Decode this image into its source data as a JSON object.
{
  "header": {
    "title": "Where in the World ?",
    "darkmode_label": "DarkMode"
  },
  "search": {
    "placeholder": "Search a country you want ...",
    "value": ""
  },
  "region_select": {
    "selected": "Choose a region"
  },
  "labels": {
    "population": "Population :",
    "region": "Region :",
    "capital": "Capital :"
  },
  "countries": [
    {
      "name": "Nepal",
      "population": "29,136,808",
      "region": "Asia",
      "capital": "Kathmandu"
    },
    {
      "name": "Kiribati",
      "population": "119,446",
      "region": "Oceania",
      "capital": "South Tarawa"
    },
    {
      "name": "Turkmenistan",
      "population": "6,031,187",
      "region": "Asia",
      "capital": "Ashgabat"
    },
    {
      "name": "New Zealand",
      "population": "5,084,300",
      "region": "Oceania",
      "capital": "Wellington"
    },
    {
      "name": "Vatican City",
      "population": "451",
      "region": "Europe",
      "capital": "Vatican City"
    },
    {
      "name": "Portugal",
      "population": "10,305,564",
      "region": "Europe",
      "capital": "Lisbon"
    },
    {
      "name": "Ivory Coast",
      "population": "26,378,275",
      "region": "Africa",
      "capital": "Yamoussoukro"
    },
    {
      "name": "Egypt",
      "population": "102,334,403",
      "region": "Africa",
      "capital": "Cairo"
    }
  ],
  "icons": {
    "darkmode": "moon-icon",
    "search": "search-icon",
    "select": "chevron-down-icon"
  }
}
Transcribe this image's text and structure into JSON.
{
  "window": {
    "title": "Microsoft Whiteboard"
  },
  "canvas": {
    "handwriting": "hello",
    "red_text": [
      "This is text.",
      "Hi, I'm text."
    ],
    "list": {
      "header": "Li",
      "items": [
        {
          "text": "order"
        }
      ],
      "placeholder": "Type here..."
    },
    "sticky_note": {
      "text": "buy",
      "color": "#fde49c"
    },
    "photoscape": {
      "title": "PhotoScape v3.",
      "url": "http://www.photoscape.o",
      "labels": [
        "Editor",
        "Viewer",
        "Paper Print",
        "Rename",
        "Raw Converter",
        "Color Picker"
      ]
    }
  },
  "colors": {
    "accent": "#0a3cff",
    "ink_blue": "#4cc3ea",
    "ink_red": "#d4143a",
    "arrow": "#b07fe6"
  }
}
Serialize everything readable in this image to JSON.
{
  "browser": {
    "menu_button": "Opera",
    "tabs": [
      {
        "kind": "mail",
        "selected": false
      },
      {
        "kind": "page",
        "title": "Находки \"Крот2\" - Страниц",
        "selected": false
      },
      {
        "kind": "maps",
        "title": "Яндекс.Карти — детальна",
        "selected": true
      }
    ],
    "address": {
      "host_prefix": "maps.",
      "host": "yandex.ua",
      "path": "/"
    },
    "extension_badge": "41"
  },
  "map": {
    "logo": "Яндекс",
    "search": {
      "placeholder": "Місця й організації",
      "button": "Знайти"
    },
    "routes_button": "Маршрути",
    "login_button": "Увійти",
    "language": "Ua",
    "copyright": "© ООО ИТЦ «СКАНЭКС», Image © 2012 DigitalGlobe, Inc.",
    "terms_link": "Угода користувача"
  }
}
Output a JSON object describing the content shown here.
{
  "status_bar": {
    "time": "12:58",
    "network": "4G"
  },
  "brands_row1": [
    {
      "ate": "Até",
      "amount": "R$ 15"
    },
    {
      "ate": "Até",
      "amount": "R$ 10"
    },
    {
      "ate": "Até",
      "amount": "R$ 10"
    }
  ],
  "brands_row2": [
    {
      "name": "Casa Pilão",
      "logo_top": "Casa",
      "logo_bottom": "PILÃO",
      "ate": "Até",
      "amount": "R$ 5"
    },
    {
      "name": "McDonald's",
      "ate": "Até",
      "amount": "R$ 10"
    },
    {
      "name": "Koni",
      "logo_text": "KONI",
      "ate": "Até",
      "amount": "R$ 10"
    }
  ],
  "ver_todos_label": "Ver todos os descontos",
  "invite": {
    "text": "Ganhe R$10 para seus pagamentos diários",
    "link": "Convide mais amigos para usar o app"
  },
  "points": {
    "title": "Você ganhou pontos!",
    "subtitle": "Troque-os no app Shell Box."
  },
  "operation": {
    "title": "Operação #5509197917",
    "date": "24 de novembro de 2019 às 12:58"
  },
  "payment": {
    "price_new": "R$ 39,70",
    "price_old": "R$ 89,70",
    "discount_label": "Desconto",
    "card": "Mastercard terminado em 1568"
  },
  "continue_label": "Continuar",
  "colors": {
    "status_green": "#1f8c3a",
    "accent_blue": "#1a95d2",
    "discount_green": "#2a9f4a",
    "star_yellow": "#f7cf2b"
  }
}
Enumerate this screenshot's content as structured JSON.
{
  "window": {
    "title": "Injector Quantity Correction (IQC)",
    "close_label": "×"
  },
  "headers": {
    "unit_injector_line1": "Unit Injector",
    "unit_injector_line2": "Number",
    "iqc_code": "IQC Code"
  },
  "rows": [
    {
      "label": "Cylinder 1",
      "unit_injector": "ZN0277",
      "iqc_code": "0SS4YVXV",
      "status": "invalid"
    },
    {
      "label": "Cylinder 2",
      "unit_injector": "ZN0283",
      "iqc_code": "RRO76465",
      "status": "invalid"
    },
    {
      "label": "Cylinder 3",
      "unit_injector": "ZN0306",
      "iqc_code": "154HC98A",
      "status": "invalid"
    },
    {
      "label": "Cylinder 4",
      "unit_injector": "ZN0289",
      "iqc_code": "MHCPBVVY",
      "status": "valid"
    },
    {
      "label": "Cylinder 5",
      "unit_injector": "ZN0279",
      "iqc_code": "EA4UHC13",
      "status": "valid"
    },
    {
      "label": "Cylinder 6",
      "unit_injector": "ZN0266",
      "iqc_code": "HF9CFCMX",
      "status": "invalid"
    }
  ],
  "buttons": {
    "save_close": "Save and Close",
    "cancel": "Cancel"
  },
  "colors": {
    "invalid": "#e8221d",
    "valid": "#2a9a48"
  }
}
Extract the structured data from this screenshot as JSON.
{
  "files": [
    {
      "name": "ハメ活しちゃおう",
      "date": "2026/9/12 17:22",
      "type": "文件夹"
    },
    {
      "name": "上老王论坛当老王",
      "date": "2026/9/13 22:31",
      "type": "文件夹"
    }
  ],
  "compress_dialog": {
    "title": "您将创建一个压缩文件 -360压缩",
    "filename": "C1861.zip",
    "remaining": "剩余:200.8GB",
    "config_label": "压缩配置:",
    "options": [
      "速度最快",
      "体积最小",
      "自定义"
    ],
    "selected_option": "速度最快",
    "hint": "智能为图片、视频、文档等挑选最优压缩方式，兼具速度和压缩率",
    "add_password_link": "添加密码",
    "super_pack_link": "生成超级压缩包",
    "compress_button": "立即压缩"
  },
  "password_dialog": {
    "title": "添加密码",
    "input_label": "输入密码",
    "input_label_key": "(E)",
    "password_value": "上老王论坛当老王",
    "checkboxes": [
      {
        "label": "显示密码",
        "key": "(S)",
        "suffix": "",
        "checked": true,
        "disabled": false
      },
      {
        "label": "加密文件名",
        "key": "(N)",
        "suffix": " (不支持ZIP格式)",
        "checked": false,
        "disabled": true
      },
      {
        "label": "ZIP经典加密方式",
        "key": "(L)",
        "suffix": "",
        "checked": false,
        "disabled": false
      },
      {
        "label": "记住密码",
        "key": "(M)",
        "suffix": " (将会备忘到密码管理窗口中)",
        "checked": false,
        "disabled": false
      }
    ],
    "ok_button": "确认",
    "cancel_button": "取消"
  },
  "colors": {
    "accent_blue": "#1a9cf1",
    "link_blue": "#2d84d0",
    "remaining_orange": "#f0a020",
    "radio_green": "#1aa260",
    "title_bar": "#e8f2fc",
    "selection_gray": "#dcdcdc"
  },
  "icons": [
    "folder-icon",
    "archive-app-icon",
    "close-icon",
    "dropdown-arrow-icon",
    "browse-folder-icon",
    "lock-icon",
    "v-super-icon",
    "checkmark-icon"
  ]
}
····················
Copy out every line of the data that includes "date".

Final answer>
    "date": "24 de novembro de 2019 às 12:58"
      "date": "2026/9/12 17:22",
      "date": "2026/9/13 22:31",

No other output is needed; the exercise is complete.